→ Data entries

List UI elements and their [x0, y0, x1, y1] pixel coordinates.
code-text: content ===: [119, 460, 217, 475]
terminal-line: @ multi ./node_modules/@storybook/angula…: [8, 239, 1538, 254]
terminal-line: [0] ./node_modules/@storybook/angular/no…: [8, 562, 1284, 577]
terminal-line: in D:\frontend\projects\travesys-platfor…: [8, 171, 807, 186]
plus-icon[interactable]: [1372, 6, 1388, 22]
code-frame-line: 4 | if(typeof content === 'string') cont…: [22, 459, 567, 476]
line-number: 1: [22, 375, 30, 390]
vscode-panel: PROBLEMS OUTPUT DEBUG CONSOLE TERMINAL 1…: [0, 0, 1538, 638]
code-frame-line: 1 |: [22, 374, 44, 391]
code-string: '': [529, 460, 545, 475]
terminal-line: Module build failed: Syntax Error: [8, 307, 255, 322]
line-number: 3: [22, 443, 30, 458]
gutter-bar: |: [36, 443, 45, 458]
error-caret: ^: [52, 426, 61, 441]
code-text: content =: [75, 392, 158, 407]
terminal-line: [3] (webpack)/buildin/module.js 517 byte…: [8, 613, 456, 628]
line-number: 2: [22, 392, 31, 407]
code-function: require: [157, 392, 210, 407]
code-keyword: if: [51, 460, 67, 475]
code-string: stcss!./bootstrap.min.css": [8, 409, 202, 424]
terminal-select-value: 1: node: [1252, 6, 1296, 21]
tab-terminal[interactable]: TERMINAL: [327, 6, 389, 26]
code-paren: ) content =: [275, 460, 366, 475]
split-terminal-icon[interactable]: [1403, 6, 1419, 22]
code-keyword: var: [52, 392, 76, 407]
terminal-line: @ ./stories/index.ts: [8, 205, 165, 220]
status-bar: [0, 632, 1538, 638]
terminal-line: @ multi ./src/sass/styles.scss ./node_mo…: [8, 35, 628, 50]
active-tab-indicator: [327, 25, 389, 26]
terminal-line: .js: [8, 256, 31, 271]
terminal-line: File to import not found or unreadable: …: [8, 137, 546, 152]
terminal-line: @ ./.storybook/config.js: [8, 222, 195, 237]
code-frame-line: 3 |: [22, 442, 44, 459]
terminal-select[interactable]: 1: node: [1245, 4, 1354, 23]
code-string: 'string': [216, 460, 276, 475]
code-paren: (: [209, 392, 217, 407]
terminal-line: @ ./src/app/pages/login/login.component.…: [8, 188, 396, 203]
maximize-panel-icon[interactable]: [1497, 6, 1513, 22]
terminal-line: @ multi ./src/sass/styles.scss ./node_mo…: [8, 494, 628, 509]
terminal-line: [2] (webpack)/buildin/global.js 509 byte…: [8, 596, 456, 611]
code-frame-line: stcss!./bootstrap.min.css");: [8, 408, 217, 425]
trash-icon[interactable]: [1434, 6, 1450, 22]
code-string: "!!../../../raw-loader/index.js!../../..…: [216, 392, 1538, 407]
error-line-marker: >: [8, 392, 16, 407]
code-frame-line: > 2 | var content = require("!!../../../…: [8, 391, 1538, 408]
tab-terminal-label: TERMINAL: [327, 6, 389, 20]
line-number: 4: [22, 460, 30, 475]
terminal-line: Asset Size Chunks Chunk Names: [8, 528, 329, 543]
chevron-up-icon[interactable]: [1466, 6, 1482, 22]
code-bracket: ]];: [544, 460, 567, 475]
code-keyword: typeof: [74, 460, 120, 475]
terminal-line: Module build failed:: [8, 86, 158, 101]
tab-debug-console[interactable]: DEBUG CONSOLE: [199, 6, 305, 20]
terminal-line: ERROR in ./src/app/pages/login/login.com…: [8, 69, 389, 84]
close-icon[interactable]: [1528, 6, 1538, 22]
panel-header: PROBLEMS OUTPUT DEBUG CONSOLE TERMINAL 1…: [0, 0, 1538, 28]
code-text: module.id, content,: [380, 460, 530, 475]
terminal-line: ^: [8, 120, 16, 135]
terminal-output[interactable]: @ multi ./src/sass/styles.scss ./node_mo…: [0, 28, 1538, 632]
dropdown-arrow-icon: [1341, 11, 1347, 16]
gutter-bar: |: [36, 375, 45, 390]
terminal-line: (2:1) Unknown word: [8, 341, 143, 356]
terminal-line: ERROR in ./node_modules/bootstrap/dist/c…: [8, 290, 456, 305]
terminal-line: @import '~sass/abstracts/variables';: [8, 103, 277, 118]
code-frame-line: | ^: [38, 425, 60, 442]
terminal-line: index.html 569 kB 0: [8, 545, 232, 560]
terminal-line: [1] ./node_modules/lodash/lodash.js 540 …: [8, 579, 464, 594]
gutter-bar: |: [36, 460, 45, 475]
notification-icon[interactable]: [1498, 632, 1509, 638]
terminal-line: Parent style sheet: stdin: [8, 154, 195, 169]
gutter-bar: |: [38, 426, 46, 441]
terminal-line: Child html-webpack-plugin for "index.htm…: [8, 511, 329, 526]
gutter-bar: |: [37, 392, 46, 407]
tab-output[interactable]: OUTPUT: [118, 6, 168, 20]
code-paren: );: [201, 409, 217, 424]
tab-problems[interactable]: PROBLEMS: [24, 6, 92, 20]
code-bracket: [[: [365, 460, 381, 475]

→ Problem details
Please put all of the rows above into a numbered list, leaving out any blank lines.

→ Finished task
1. List UI elements and their [x0, y0, x1, y1] pixel coordinates.
2. code-text: content ===: [119, 460, 217, 475]
3. terminal-line: @ multi ./node_modules/@storybook/angula…: [8, 239, 1538, 254]
4. terminal-line: [0] ./node_modules/@storybook/angular/no…: [8, 562, 1284, 577]
5. terminal-line: in D:\frontend\projects\travesys-platfor…: [8, 171, 807, 186]
6. plus-icon[interactable]: [1372, 6, 1388, 22]
7. code-frame-line: 4 | if(typeof content === 'string') cont…: [22, 459, 567, 476]
8. line-number: 1: [22, 375, 30, 390]
9. vscode-panel: PROBLEMS OUTPUT DEBUG CONSOLE TERMINAL 1…: [0, 0, 1538, 638]
10. code-frame-line: 1 |: [22, 374, 44, 391]
11. code-string: '': [529, 460, 545, 475]
12. terminal-line: Module build failed: Syntax Error: [8, 307, 255, 322]
13. line-number: 3: [22, 443, 30, 458]
14. gutter-bar: |: [36, 443, 45, 458]
15. error-caret: ^: [52, 426, 61, 441]
16. code-text: content =: [75, 392, 158, 407]
17. terminal-line: [3] (webpack)/buildin/module.js 517 byte…: [8, 613, 456, 628]
18. line-number: 2: [22, 392, 31, 407]
19. code-function: require: [157, 392, 210, 407]
20. code-keyword: if: [51, 460, 67, 475]
21. code-string: stcss!./bootstrap.min.css": [8, 409, 202, 424]
22. terminal-select-value: 1: node: [1252, 6, 1296, 21]
23. tab-terminal[interactable]: TERMINAL: [327, 6, 389, 26]
24. code-paren: ) content =: [275, 460, 366, 475]
25. split-terminal-icon[interactable]: [1403, 6, 1419, 22]
26. code-keyword: var: [52, 392, 76, 407]
27. terminal-line: @ ./stories/index.ts: [8, 205, 165, 220]
28. status-bar: [0, 632, 1538, 638]
29. terminal-line: @ multi ./src/sass/styles.scss ./node_mo…: [8, 35, 628, 50]
30. active-tab-indicator: [327, 25, 389, 26]
31. terminal-line: .js: [8, 256, 31, 271]
32. terminal-line: File to import not found or unreadable: …: [8, 137, 546, 152]
33. terminal-line: @ ./.storybook/config.js: [8, 222, 195, 237]
34. code-frame-line: 3 |: [22, 442, 44, 459]
35. terminal-select[interactable]: 1: node: [1245, 4, 1354, 23]
36. code-string: 'string': [216, 460, 276, 475]
37. code-paren: (: [209, 392, 217, 407]
38. terminal-line: @ ./src/app/pages/login/login.component.…: [8, 188, 396, 203]
39. maximize-panel-icon[interactable]: [1497, 6, 1513, 22]
40. terminal-line: @ multi ./src/sass/styles.scss ./node_mo…: [8, 494, 628, 509]
41. terminal-line: [2] (webpack)/buildin/global.js 509 byte…: [8, 596, 456, 611]
42. code-frame-line: stcss!./bootstrap.min.css");: [8, 408, 217, 425]
43. trash-icon[interactable]: [1434, 6, 1450, 22]
44. code-string: "!!../../../raw-loader/index.js!../../..…: [216, 392, 1538, 407]
45. error-line-marker: >: [8, 392, 16, 407]
46. code-frame-line: > 2 | var content = require("!!../../../…: [8, 391, 1538, 408]
47. tab-terminal-label: TERMINAL: [327, 6, 389, 20]
48. line-number: 4: [22, 460, 30, 475]
49. terminal-line: Asset Size Chunks Chunk Names: [8, 528, 329, 543]
50. chevron-up-icon[interactable]: [1466, 6, 1482, 22]
51. code-bracket: ]];: [544, 460, 567, 475]
52. code-keyword: typeof: [74, 460, 120, 475]
53. terminal-line: Module build failed:: [8, 86, 158, 101]
54. tab-debug-console[interactable]: DEBUG CONSOLE: [199, 6, 305, 20]
55. terminal-line: ERROR in ./src/app/pages/login/login.com…: [8, 69, 389, 84]
56. close-icon[interactable]: [1528, 6, 1538, 22]
57. panel-header: PROBLEMS OUTPUT DEBUG CONSOLE TERMINAL 1…: [0, 0, 1538, 28]
58. code-text: module.id, content,: [380, 460, 530, 475]
59. terminal-line: ^: [8, 120, 16, 135]
60. terminal-output[interactable]: @ multi ./src/sass/styles.scss ./node_mo…: [0, 28, 1538, 632]
61. dropdown-arrow-icon: [1341, 11, 1347, 16]
62. gutter-bar: |: [36, 375, 45, 390]
63. terminal-line: (2:1) Unknown word: [8, 341, 143, 356]
64. terminal-line: ERROR in ./node_modules/bootstrap/dist/c…: [8, 290, 456, 305]
65. terminal-line: @import '~sass/abstracts/variables';: [8, 103, 277, 118]
66. code-frame-line: | ^: [38, 425, 60, 442]
67. terminal-line: index.html 569 kB 0: [8, 545, 232, 560]
68. terminal-line: [1] ./node_modules/lodash/lodash.js 540 …: [8, 579, 464, 594]
69. gutter-bar: |: [36, 460, 45, 475]
70. notification-icon[interactable]: [1498, 632, 1509, 638]
71. terminal-line: Parent style sheet: stdin: [8, 154, 195, 169]
72. gutter-bar: |: [38, 426, 46, 441]
73. terminal-line: Child html-webpack-plugin for "index.htm…: [8, 511, 329, 526]
74. gutter-bar: |: [37, 392, 46, 407]
75. tab-output[interactable]: OUTPUT: [118, 6, 168, 20]
76. code-paren: );: [201, 409, 217, 424]
77. tab-problems[interactable]: PROBLEMS: [24, 6, 92, 20]
78. code-bracket: [[: [365, 460, 381, 475]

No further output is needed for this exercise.